**GOAL:**
In the data, extract each line that holds the string "this".

**DATA EXCERPTS:**

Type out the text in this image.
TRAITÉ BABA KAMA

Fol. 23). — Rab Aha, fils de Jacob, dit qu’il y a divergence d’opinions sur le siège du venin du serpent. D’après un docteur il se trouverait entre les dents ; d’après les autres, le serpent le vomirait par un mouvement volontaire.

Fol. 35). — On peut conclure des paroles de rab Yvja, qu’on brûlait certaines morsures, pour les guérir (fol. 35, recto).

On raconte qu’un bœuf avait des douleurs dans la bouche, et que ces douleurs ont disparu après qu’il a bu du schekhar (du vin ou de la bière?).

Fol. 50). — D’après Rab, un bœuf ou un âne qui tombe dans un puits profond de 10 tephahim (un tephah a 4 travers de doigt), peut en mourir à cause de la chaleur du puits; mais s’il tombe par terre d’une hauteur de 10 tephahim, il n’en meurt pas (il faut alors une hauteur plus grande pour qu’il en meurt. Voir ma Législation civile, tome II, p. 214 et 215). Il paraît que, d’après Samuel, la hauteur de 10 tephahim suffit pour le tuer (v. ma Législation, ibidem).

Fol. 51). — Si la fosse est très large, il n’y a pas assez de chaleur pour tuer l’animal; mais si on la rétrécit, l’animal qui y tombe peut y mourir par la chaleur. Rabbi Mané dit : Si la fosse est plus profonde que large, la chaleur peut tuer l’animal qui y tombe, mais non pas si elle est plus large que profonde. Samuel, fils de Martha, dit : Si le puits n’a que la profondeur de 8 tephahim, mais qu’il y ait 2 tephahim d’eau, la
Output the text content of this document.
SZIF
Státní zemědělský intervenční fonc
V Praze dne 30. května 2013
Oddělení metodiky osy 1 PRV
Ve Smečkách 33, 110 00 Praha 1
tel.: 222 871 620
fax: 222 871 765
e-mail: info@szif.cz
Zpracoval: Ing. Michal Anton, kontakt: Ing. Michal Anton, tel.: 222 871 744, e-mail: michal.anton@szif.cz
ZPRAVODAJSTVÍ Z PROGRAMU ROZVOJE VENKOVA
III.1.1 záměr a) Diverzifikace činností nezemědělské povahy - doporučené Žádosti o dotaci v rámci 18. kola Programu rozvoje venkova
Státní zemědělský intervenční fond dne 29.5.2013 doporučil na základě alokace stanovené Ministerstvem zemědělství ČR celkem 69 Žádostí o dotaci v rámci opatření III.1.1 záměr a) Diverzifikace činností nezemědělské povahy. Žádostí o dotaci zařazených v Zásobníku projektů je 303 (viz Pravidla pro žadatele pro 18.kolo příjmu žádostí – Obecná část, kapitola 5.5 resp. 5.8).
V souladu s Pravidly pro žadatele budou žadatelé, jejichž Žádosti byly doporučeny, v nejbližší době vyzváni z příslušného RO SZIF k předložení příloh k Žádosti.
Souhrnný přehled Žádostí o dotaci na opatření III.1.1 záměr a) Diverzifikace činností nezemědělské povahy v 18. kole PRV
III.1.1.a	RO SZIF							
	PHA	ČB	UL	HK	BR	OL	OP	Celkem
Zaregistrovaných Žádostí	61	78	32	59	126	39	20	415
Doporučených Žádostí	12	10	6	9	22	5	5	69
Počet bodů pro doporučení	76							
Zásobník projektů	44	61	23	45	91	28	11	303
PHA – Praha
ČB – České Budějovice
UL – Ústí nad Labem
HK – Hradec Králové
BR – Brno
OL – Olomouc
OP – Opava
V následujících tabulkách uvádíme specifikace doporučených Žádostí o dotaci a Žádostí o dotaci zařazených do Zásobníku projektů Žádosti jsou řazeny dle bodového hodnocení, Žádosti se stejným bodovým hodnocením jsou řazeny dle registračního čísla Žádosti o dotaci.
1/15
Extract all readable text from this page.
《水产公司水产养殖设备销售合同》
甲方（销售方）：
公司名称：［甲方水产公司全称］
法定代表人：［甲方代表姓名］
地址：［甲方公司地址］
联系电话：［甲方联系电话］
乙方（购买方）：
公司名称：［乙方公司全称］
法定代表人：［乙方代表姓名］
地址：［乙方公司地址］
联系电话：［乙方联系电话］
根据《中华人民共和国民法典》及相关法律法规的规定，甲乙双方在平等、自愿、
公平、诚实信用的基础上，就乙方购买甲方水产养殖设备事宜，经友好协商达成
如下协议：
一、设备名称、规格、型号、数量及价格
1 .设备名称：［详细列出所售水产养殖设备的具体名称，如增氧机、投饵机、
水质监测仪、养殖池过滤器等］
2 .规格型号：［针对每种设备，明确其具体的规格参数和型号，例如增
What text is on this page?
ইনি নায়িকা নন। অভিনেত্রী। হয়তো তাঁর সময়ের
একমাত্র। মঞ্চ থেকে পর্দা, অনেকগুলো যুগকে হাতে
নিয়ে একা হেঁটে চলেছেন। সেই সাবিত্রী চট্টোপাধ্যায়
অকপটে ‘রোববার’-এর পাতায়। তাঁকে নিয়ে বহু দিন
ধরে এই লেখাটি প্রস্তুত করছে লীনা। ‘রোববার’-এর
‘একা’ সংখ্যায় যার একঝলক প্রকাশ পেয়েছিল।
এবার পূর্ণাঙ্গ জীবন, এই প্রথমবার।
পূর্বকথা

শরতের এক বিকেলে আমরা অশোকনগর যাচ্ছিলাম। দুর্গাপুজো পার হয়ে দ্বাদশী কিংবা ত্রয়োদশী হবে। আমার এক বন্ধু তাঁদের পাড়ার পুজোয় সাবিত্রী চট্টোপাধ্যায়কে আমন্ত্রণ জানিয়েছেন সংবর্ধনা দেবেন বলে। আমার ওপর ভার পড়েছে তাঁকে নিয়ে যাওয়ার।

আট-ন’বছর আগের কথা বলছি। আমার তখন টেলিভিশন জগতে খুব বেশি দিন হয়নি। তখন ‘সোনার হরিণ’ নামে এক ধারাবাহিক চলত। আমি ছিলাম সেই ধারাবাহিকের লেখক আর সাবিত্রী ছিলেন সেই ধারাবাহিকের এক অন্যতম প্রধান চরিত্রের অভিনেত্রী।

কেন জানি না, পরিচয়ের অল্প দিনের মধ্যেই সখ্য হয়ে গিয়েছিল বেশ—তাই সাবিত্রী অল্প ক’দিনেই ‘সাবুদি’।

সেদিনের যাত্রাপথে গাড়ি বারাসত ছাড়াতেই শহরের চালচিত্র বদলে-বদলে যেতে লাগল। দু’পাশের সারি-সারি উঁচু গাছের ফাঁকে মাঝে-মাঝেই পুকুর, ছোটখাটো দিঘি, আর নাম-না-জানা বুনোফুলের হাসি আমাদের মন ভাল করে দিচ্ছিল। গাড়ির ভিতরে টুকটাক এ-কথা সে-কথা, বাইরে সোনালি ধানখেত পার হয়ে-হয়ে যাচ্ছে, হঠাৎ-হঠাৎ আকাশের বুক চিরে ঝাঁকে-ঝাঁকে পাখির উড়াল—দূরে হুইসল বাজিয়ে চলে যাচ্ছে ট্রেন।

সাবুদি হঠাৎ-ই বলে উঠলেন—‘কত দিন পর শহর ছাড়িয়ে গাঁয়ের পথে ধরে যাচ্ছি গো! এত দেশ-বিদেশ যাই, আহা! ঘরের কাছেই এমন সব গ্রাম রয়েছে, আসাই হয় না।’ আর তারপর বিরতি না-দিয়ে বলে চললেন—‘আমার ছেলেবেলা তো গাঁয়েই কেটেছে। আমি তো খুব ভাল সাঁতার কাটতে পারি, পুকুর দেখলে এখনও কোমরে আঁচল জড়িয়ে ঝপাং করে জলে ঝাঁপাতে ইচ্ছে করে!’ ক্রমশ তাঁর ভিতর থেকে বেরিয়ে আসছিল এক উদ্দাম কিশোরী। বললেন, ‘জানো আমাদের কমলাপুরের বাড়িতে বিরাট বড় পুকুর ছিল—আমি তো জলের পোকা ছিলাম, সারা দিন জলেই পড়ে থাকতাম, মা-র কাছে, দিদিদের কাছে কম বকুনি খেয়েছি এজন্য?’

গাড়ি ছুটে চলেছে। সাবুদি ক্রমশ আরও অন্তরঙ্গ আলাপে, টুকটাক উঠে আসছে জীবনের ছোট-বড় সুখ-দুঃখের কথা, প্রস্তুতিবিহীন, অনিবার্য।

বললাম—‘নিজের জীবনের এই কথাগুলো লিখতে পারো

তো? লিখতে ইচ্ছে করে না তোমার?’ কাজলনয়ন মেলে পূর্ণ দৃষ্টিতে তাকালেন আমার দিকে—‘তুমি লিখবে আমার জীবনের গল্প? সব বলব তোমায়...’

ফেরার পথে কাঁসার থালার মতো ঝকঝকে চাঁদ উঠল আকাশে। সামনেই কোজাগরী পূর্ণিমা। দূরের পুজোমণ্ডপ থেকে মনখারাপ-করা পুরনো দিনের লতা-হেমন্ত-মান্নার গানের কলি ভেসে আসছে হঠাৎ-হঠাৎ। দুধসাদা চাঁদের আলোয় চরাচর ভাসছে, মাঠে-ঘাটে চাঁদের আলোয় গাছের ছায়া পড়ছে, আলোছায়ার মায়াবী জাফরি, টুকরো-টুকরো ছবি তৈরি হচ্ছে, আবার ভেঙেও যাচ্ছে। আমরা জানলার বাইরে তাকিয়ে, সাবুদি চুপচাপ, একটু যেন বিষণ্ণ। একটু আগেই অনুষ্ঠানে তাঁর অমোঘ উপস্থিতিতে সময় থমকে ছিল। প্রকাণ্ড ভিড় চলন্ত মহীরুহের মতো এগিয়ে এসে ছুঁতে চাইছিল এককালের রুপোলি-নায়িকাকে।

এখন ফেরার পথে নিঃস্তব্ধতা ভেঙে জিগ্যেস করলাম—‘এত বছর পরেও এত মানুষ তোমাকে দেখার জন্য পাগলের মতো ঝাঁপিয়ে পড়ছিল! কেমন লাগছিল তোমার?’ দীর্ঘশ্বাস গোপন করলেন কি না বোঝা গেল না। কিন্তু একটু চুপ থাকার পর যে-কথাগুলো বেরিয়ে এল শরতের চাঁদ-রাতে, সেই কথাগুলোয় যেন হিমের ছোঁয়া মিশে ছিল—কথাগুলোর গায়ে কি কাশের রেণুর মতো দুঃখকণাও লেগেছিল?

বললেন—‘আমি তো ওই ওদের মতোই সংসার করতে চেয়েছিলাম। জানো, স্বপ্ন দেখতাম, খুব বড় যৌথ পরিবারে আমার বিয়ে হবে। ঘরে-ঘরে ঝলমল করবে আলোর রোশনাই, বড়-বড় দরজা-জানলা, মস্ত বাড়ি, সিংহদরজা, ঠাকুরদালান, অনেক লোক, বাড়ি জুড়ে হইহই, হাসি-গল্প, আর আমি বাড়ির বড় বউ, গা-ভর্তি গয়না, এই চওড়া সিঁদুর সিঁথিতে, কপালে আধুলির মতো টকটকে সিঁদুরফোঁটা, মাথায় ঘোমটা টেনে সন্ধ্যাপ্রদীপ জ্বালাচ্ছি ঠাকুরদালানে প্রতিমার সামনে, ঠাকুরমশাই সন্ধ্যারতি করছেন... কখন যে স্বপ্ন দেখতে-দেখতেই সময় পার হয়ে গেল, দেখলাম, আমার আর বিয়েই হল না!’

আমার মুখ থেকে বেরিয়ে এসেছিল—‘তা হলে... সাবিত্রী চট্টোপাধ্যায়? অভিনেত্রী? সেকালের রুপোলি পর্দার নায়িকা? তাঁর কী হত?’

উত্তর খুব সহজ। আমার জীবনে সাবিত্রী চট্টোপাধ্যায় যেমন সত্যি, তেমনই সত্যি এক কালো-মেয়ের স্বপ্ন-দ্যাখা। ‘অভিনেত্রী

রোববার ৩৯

**FINISHED ANSWER:**
Type out the text in this image.
Output the text content of this document.
Extract all readable text from this page.
What text is on this page?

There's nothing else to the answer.